## Exercise goal
Copy out all lines of the records in which the word "JSON" appears.

## Dataset records
★ ★ ★ ★ ★ ★ ★

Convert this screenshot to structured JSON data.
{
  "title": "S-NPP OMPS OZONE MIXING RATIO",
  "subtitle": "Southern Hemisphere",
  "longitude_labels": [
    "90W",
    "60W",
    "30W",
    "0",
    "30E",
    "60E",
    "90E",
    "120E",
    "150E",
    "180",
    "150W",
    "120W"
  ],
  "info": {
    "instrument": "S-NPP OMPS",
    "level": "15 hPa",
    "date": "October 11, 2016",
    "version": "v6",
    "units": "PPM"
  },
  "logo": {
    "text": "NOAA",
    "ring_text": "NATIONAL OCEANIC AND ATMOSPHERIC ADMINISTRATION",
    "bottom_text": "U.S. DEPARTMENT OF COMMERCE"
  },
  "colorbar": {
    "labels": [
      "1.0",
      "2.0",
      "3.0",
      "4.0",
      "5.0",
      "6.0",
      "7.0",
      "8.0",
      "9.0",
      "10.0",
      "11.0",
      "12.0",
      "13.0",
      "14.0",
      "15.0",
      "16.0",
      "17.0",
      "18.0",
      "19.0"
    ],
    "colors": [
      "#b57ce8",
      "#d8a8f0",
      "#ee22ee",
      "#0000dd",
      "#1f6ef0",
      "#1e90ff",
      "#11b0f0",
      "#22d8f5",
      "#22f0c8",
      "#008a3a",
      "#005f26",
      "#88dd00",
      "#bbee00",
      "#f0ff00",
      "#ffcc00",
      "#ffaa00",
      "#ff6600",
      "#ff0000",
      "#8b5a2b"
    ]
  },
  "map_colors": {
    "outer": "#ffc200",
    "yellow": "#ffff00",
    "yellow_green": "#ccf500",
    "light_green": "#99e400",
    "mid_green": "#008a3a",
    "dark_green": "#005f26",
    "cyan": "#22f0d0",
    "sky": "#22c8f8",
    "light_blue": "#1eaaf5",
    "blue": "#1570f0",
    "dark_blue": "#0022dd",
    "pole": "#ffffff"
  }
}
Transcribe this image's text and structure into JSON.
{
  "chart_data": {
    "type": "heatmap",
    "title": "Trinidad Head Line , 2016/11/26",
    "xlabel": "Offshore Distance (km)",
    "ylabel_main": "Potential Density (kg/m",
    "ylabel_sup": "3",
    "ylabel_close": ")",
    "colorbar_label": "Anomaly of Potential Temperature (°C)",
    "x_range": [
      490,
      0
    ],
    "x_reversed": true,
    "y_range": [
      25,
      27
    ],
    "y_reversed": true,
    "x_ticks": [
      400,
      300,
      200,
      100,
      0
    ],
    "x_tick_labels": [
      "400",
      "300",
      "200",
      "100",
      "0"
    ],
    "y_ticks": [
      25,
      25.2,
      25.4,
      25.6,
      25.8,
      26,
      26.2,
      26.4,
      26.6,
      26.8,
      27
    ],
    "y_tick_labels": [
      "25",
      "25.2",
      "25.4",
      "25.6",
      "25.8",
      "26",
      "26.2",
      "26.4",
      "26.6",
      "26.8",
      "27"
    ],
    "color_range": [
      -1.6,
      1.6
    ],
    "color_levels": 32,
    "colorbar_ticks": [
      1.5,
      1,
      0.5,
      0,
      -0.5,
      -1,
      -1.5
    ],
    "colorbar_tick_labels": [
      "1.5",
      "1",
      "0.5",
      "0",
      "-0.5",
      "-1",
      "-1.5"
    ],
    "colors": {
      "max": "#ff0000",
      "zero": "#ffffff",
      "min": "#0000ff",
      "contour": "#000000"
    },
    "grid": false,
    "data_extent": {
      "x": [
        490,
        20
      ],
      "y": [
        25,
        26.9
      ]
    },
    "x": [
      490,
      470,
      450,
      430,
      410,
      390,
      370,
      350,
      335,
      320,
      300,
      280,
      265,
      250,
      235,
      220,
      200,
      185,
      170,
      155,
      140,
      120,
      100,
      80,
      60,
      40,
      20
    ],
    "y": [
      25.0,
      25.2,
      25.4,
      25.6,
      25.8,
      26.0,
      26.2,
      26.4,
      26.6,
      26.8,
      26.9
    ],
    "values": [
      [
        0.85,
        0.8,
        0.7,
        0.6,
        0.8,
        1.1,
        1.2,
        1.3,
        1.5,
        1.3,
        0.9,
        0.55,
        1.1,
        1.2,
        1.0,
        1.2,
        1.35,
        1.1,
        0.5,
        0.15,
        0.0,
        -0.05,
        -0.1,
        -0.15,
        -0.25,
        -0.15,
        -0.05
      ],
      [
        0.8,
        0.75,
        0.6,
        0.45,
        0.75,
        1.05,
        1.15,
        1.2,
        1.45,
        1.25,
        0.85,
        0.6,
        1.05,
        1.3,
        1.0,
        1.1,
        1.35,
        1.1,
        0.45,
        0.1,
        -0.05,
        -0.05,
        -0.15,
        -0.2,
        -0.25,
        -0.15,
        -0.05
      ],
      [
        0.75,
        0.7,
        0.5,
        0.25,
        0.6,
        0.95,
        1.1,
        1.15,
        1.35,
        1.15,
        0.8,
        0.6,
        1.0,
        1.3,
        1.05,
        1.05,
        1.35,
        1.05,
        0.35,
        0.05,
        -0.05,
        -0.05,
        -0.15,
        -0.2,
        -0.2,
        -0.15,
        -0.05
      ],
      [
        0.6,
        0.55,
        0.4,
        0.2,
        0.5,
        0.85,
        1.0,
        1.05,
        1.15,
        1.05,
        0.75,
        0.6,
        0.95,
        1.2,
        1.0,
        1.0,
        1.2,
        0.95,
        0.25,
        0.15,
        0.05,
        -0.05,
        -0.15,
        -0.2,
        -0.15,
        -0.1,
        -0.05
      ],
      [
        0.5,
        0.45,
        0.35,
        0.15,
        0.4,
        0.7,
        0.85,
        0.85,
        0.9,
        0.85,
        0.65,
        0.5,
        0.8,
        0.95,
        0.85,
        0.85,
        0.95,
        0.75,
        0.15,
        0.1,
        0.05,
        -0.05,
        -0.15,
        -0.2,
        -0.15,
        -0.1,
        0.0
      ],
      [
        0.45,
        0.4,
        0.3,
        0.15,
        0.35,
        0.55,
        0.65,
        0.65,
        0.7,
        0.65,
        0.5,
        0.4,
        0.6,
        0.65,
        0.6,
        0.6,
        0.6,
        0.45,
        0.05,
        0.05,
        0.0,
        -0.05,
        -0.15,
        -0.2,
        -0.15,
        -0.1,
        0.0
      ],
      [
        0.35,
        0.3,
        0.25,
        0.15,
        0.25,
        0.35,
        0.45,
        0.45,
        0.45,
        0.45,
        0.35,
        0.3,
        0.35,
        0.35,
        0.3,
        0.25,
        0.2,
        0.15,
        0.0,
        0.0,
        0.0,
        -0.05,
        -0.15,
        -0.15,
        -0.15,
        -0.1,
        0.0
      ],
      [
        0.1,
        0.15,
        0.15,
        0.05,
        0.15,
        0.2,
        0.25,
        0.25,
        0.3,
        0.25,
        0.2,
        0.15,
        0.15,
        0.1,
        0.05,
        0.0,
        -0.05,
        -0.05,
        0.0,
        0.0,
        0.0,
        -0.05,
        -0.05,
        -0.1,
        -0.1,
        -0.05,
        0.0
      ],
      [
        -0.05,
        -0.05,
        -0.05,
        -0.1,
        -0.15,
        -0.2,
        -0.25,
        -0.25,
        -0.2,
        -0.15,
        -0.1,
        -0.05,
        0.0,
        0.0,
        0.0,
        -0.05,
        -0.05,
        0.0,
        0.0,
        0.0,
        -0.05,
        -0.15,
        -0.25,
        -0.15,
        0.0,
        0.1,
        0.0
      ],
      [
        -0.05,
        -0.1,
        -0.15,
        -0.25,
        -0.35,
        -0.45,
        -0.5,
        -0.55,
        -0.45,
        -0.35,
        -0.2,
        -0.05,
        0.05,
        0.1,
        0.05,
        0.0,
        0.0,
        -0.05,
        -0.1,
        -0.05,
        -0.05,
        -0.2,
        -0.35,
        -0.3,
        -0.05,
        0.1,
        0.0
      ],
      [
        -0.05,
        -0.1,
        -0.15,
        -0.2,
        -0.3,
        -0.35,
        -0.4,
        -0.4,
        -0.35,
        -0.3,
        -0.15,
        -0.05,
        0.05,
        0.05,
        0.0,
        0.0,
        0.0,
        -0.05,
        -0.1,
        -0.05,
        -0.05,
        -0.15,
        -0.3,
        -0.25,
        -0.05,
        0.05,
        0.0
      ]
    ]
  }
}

★ ★ ★ ★ ★ ★ ★

## Solved problem
Convert this screenshot to structured JSON data.
Transcribe this image's text and structure into JSON.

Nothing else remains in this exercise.